[Text shown — start]
After some thought, I called Wilson Douglas, whose voice sounded “robotic,” like someone singing through an electric shaver. He said he had to talk through one of those little buzz boxes because he had lost his vocal chords to throat cancer several years ago. I asked him what he remembered about Ed coming to Laury Hicks’ house and he repeated a lot of what I had already read.

“Well now that’s a pretty long story,” Wilson began. “I knew him way back in ’38, ’39. As you know, he was a resident of Ashland, Kentucky, and he was born in Logan County, West Virginia. Well, he would come up to Ivydale, West Virginia, by train and then he would ride over on up into Calhoun County with the mail carrier. And he would get a ride with somebody over to Laury Hicks’, like with an old gentleman who used to be a country doctor, Dr. White. And while he was up in Calhoun County and Clay County, we’d go ever night — if we could get there anyway — and he’d play that fiddle about four or five hours at a time. Well, he’d go back to Ashland and stay a couple of months. I guess he was playing somewhere around in Kentucky. And then along in the fall he’d come back and maybe stay a month and then he’d catch the train to Logan County.”

I asked Wilson if he played a lot with Ed and he said, “Oh, well. No, I didn’t play a lot with him. I was just beginning to fiddle, you know, and he was my idol of a fiddler player. He mostly inspired me to fiddle, him and David French Carpenter of Clay County, West Virginia. I’m going to tell you, that there album [Parkersburg Landing] don’t give him credit.”
[Text shown — finish]
[Dataset content — start]
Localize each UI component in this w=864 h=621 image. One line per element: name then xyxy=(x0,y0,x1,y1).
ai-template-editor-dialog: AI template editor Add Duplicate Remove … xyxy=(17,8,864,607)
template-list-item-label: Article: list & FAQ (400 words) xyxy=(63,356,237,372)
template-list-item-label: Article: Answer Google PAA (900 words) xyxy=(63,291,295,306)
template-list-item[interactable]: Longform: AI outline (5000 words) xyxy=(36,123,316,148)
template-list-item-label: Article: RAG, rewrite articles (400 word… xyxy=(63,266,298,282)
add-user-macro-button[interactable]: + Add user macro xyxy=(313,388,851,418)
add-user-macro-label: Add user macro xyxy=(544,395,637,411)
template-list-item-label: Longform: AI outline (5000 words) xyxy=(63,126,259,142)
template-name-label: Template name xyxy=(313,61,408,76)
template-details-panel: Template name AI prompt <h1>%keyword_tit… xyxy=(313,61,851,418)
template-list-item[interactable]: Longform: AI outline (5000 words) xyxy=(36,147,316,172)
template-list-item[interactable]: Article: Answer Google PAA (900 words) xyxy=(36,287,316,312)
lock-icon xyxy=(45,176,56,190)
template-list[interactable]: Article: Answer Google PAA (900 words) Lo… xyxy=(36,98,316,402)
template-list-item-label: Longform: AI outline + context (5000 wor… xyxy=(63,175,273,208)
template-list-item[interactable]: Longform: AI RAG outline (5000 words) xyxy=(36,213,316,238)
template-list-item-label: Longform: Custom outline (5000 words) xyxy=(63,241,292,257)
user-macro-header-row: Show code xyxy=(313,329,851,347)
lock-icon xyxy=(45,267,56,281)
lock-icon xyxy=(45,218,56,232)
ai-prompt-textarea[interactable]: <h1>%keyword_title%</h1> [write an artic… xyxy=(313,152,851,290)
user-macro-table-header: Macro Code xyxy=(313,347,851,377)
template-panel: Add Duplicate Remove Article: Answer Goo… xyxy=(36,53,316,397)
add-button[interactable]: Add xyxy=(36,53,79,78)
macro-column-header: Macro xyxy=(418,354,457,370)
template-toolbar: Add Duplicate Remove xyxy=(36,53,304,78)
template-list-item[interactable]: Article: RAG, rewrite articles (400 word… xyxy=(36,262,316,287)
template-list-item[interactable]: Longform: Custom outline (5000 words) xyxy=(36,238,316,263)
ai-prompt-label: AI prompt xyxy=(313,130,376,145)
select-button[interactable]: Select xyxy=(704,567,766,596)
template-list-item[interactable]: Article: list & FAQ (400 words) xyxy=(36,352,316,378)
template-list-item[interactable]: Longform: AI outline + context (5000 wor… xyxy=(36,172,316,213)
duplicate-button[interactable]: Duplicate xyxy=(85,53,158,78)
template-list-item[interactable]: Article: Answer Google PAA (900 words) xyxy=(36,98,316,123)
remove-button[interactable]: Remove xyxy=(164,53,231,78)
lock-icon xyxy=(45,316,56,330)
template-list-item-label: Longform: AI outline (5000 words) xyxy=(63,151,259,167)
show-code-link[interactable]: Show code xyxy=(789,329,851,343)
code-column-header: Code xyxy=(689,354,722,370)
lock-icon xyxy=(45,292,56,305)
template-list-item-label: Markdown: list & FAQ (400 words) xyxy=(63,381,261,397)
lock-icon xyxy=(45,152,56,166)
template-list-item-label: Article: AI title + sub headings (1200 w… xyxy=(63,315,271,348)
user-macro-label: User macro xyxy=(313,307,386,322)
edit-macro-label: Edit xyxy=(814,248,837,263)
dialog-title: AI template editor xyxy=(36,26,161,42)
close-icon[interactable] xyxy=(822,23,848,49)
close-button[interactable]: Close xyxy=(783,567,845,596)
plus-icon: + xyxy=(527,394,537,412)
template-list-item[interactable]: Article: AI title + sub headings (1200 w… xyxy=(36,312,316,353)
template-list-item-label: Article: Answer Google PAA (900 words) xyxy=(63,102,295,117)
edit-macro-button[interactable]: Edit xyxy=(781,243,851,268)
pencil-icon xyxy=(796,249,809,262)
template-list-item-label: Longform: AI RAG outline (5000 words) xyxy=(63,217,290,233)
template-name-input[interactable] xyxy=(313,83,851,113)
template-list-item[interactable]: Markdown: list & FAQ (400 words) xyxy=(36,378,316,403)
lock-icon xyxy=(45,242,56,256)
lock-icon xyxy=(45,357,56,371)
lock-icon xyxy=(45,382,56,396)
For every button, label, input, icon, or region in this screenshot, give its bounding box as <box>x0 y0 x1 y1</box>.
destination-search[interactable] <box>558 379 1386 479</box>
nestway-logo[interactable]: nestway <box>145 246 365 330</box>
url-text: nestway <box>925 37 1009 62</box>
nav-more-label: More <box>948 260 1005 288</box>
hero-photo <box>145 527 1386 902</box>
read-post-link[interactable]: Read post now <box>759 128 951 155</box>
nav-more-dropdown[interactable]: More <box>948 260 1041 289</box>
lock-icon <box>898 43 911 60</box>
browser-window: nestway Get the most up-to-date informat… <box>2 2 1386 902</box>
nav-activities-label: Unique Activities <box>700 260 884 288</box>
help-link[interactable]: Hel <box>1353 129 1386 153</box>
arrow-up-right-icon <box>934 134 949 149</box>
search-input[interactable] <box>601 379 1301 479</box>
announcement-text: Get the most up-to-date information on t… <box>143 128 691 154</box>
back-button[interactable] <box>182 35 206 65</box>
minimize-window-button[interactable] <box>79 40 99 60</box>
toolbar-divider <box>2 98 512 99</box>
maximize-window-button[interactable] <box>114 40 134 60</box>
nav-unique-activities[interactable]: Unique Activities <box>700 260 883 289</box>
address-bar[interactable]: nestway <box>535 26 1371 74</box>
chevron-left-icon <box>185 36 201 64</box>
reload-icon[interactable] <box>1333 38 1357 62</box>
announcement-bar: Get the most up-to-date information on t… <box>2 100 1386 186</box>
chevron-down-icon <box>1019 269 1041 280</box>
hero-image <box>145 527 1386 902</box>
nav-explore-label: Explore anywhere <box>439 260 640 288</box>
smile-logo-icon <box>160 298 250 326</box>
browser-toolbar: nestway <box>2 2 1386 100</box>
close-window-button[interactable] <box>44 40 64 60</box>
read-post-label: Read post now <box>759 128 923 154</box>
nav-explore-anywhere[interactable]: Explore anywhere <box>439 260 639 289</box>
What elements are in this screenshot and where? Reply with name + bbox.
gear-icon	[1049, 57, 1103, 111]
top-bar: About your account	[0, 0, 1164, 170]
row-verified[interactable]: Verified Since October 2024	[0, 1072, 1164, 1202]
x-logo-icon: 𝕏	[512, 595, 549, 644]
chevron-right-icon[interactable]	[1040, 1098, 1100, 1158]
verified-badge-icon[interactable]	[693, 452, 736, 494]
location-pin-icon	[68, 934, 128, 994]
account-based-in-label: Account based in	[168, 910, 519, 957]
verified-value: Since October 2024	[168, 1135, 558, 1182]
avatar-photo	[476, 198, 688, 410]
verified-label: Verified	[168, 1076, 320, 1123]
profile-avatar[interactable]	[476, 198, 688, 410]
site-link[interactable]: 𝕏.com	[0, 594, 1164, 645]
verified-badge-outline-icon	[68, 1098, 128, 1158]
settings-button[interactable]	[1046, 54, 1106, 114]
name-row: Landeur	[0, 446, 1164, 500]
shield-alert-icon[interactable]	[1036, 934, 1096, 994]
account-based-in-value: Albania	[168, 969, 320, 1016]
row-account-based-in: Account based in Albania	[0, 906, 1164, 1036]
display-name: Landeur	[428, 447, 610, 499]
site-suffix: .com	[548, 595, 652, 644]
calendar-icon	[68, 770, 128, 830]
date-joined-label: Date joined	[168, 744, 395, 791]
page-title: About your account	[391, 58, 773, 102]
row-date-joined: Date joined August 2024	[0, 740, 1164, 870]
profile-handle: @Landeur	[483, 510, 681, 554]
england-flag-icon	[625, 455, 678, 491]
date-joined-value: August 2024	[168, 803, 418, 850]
[Dataset content — finish]
§ Aim of the task: Pick up the account of the phone call with Wilson Douglas about the fiddler Ed, continuing from where it stops.

§ Answer section:
I asked Wilson if he remembered any of Ed’s tunes and he said, “Oh god, he played all the old tunes. Well, as you know, they all played the ‘Billy in the Lowground’, the ‘Tennessee Wagner’. I play one of Haley’s tunes: he called it the ‘Morning Flower’. Played in the key of A. I’ll have to think. Well, as you know, he called the ‘Stony Point’, the ‘Gilroy’. I learned that off of him. You know, all these tunes has got four or five different titles. And I played a little bit of his ‘Devil’s Dream’. He would play that to get warmed up.”

Did you ever hear him play “Blackberry Blossom”? I asked.

“Oh, by god yeah,” he said. “I remember him playing that. You know, Ed Haley told me he could hear a tune twice and play it, and I believe it.”

I said to Wilson, “Now, Ed Haley improvised a lot, didn’t he? Like take a tune and play it different kinda ways.”

“Well, he could play it about any way,” he said. “I’ll tell you what. He’d do a lot of that to show his skill, I think, but when you settled him down he didn’t vary the bow from one time to another. Now where they’s a gang of fiddlers around, you know, a little distant to him, trading tunes and messing around, he would show them up. I don’t think he did it just to be smart: he did it to show them that he could do it, you know. And what I liked about him: if he heard somebody play a tune, they’d say, ‘Well now Ed, am I getting it?’ And he’d say, ‘No, you’re not getting it.’ And if you were to get it, he’d say, ‘Yeah, that’s good enough. Drop it. Don’t try to do it no better than that.’ I liked that. He went straight to the point, and he told it like it was. If a fiddler got to fiddling too fast, he’d say, ‘Well, you’re losing the soul.’ Oh, he’d just cuss. Only tune to my knowledge that he really played fast was ‘Forked Deer’.”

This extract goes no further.